Extract the text of every entry below exactly; leave images out.

-------- Material for this task --------

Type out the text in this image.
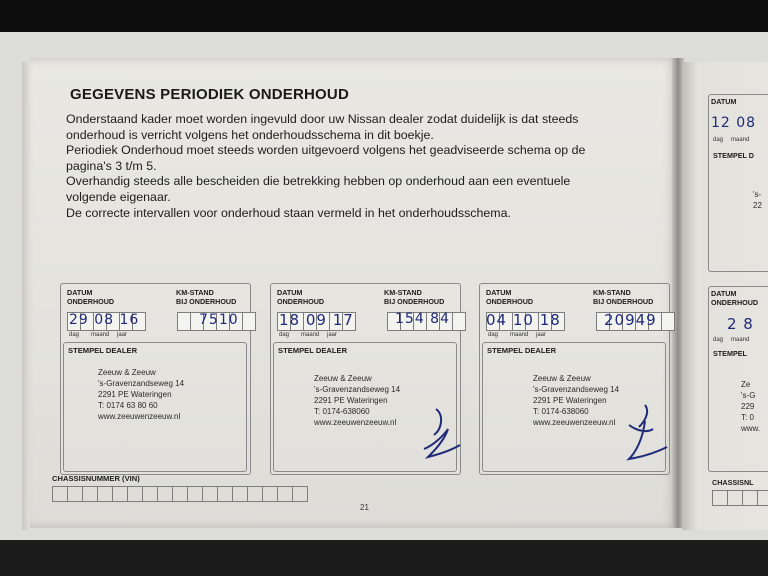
GEGEVENS PERIODIEK ONDERHOUD

Onderstaand kader moet worden ingevuld door uw Nissan dealer zodat duidelijk is dat steeds

onderhoud is verricht volgens het onderhoudsschema in dit boekje.

Periodiek Onderhoud moet steeds worden uitgevoerd volgens het geadviseerde schema op de

pagina's 3 t/m 5.

Overhandig steeds alle bescheiden die betrekking hebben op onderhoud aan een eventuele

volgende eigenaar.

De correcte intervallen voor onderhoud staan vermeld in het onderhoudsschema.

DATUM
ONDERHOUD
KM-STAND
BIJ ONDERHOUD
29 08 16	7510
dag maand jaar
STEMPEL DEALER
Zeeuw & Zeeuw
's-Gravenzandseweg 14
2291 PE Wateringen
T: 0174 63 80 60
www.zeeuwenzeeuw.nl
DATUM
ONDERHOUD
KM-STAND
BIJ ONDERHOUD
18 09 17	154 84
dag maand jaar
STEMPEL DEALER
Zeeuw & Zeeuw
's-Gravenzandseweg 14
2291 PE Wateringen
T: 0174-638060
www.zeeuwenzeeuw.nl
DATUM
ONDERHOUD
KM-STAND
BIJ ONDERHOUD
04 10 18	20949
dag maand jaar
STEMPEL DEALER
Zeeuw & Zeeuw
's-Gravenzandseweg 14
2291 PE Wateringen
T: 0174-638060
www.zeeuwenzeeuw.nl
CHASSISNUMMER (VIN)
21
DATUM
12 08
dag maand
STEMPEL D
's-
22
DATUM
ONDERHOUD
2 8
dag maand
STEMPEL
Ze
's-G
229
T: 0
www.
CHASSISNL
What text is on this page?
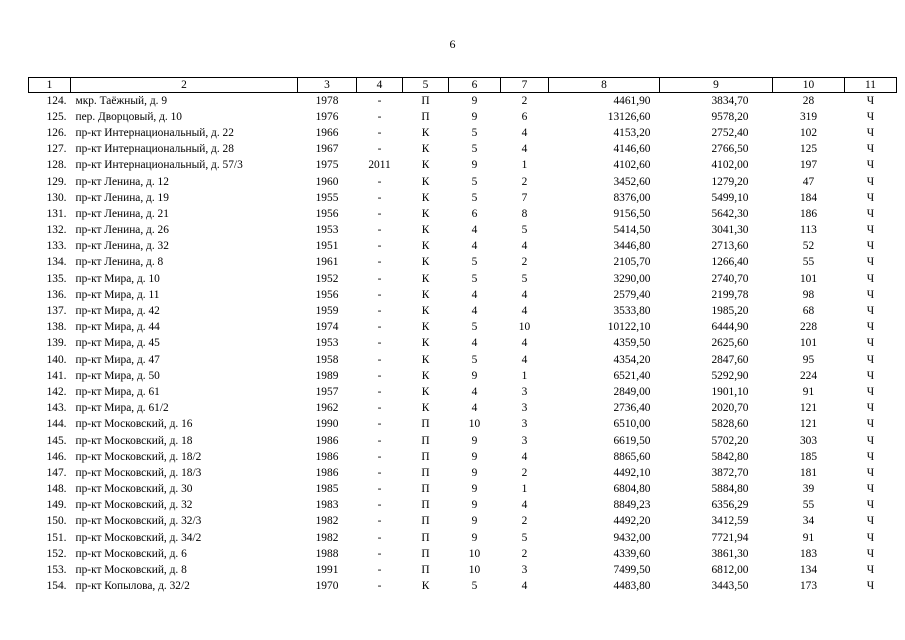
6
1	2	3	4	5	6	7	8	9	10	11
124.	мкр. Таёжный, д. 9	1978	-	П	9	2	4461,90	3834,70	28	Ч
125.	пер. Дворцовый, д. 10	1976	-	П	9	6	13126,60	9578,20	319	Ч
126.	пр-кт Интернациональный, д. 22	1966	-	К	5	4	4153,20	2752,40	102	Ч
127.	пр-кт Интернациональный, д. 28	1967	-	К	5	4	4146,60	2766,50	125	Ч
128.	пр-кт Интернациональный, д. 57/3	1975	2011	К	9	1	4102,60	4102,00	197	Ч
129.	пр-кт Ленина, д. 12	1960	-	К	5	2	3452,60	1279,20	47	Ч
130.	пр-кт Ленина, д. 19	1955	-	К	5	7	8376,00	5499,10	184	Ч
131.	пр-кт Ленина, д. 21	1956	-	К	6	8	9156,50	5642,30	186	Ч
132.	пр-кт Ленина, д. 26	1953	-	К	4	5	5414,50	3041,30	113	Ч
133.	пр-кт Ленина, д. 32	1951	-	К	4	4	3446,80	2713,60	52	Ч
134.	пр-кт Ленина, д. 8	1961	-	К	5	2	2105,70	1266,40	55	Ч
135.	пр-кт Мира, д. 10	1952	-	К	5	5	3290,00	2740,70	101	Ч
136.	пр-кт Мира, д. 11	1956	-	К	4	4	2579,40	2199,78	98	Ч
137.	пр-кт Мира, д. 42	1959	-	К	4	4	3533,80	1985,20	68	Ч
138.	пр-кт Мира, д. 44	1974	-	К	5	10	10122,10	6444,90	228	Ч
139.	пр-кт Мира, д. 45	1953	-	К	4	4	4359,50	2625,60	101	Ч
140.	пр-кт Мира, д. 47	1958	-	К	5	4	4354,20	2847,60	95	Ч
141.	пр-кт Мира, д. 50	1989	-	К	9	1	6521,40	5292,90	224	Ч
142.	пр-кт Мира, д. 61	1957	-	К	4	3	2849,00	1901,10	91	Ч
143.	пр-кт Мира, д. 61/2	1962	-	К	4	3	2736,40	2020,70	121	Ч
144.	пр-кт Московский, д. 16	1990	-	П	10	3	6510,00	5828,60	121	Ч
145.	пр-кт Московский, д. 18	1986	-	П	9	3	6619,50	5702,20	303	Ч
146.	пр-кт Московский, д. 18/2	1986	-	П	9	4	8865,60	5842,80	185	Ч
147.	пр-кт Московский, д. 18/3	1986	-	П	9	2	4492,10	3872,70	181	Ч
148.	пр-кт Московский, д. 30	1985	-	П	9	1	6804,80	5884,80	39	Ч
149.	пр-кт Московский, д. 32	1983	-	П	9	4	8849,23	6356,29	55	Ч
150.	пр-кт Московский, д. 32/3	1982	-	П	9	2	4492,20	3412,59	34	Ч
151.	пр-кт Московский, д. 34/2	1982	-	П	9	5	9432,00	7721,94	91	Ч
152.	пр-кт Московский, д. 6	1988	-	П	10	2	4339,60	3861,30	183	Ч
153.	пр-кт Московский, д. 8	1991	-	П	10	3	7499,50	6812,00	134	Ч
154.	пр-кт Копылова, д. 32/2	1970	-	К	5	4	4483,80	3443,50	173	Ч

--------

Solved problem
Type out the text in this image.
GEGEVENS PERIODIEK ONDERHOUD

Onderstaand kader moet worden ingevuld door uw Nissan dealer zodat duidelijk is dat steeds

onderhoud is verricht volgens het onderhoudsschema in dit boekje.

Periodiek Onderhoud moet steeds worden uitgevoerd volgens het geadviseerde schema op de

pagina's 3 t/m 5.

Overhandig steeds alle bescheiden die betrekking hebben op onderhoud aan een eventuele

volgende eigenaar.

De correcte intervallen voor onderhoud staan vermeld in het onderhoudsschema.

DATUM
ONDERHOUD
KM-STAND
BIJ ONDERHOUD
29 08 16	7510
dag maand jaar
STEMPEL DEALER
Zeeuw & Zeeuw
's-Gravenzandseweg 14
2291 PE Wateringen
T: 0174 63 80 60
www.zeeuwenzeeuw.nl
DATUM
ONDERHOUD
KM-STAND
BIJ ONDERHOUD
18 09 17	154 84
dag maand jaar
STEMPEL DEALER
Zeeuw & Zeeuw
's-Gravenzandseweg 14
2291 PE Wateringen
T: 0174-638060
www.zeeuwenzeeuw.nl
DATUM
ONDERHOUD
KM-STAND
BIJ ONDERHOUD
04 10 18	20949
dag maand jaar
STEMPEL DEALER
Zeeuw & Zeeuw
's-Gravenzandseweg 14
2291 PE Wateringen
T: 0174-638060
www.zeeuwenzeeuw.nl
CHASSISNUMMER (VIN)
21
DATUM
12 08
dag maand
STEMPEL D
's-
22
DATUM
ONDERHOUD
2 8
dag maand
STEMPEL
Ze
's-G
229
T: 0
www.
CHASSISNL
What text is on this page?
6
1	2	3	4	5	6	7	8	9	10	11
124.	мкр. Таёжный, д. 9	1978	-	П	9	2	4461,90	3834,70	28	Ч
125.	пер. Дворцовый, д. 10	1976	-	П	9	6	13126,60	9578,20	319	Ч
126.	пр-кт Интернациональный, д. 22	1966	-	К	5	4	4153,20	2752,40	102	Ч
127.	пр-кт Интернациональный, д. 28	1967	-	К	5	4	4146,60	2766,50	125	Ч
128.	пр-кт Интернациональный, д. 57/3	1975	2011	К	9	1	4102,60	4102,00	197	Ч
129.	пр-кт Ленина, д. 12	1960	-	К	5	2	3452,60	1279,20	47	Ч
130.	пр-кт Ленина, д. 19	1955	-	К	5	7	8376,00	5499,10	184	Ч
131.	пр-кт Ленина, д. 21	1956	-	К	6	8	9156,50	5642,30	186	Ч
132.	пр-кт Ленина, д. 26	1953	-	К	4	5	5414,50	3041,30	113	Ч
133.	пр-кт Ленина, д. 32	1951	-	К	4	4	3446,80	2713,60	52	Ч
134.	пр-кт Ленина, д. 8	1961	-	К	5	2	2105,70	1266,40	55	Ч
135.	пр-кт Мира, д. 10	1952	-	К	5	5	3290,00	2740,70	101	Ч
136.	пр-кт Мира, д. 11	1956	-	К	4	4	2579,40	2199,78	98	Ч
137.	пр-кт Мира, д. 42	1959	-	К	4	4	3533,80	1985,20	68	Ч
138.	пр-кт Мира, д. 44	1974	-	К	5	10	10122,10	6444,90	228	Ч
139.	пр-кт Мира, д. 45	1953	-	К	4	4	4359,50	2625,60	101	Ч
140.	пр-кт Мира, д. 47	1958	-	К	5	4	4354,20	2847,60	95	Ч
141.	пр-кт Мира, д. 50	1989	-	К	9	1	6521,40	5292,90	224	Ч
142.	пр-кт Мира, д. 61	1957	-	К	4	3	2849,00	1901,10	91	Ч
143.	пр-кт Мира, д. 61/2	1962	-	К	4	3	2736,40	2020,70	121	Ч
144.	пр-кт Московский, д. 16	1990	-	П	10	3	6510,00	5828,60	121	Ч
145.	пр-кт Московский, д. 18	1986	-	П	9	3	6619,50	5702,20	303	Ч
146.	пр-кт Московский, д. 18/2	1986	-	П	9	4	8865,60	5842,80	185	Ч
147.	пр-кт Московский, д. 18/3	1986	-	П	9	2	4492,10	3872,70	181	Ч
148.	пр-кт Московский, д. 30	1985	-	П	9	1	6804,80	5884,80	39	Ч
149.	пр-кт Московский, д. 32	1983	-	П	9	4	8849,23	6356,29	55	Ч
150.	пр-кт Московский, д. 32/3	1982	-	П	9	2	4492,20	3412,59	34	Ч
151.	пр-кт Московский, д. 34/2	1982	-	П	9	5	9432,00	7721,94	91	Ч
152.	пр-кт Московский, д. 6	1988	-	П	10	2	4339,60	3861,30	183	Ч
153.	пр-кт Московский, д. 8	1991	-	П	10	3	7499,50	6812,00	134	Ч
154.	пр-кт Копылова, д. 32/2	1970	-	К	5	4	4483,80	3443,50	173	Ч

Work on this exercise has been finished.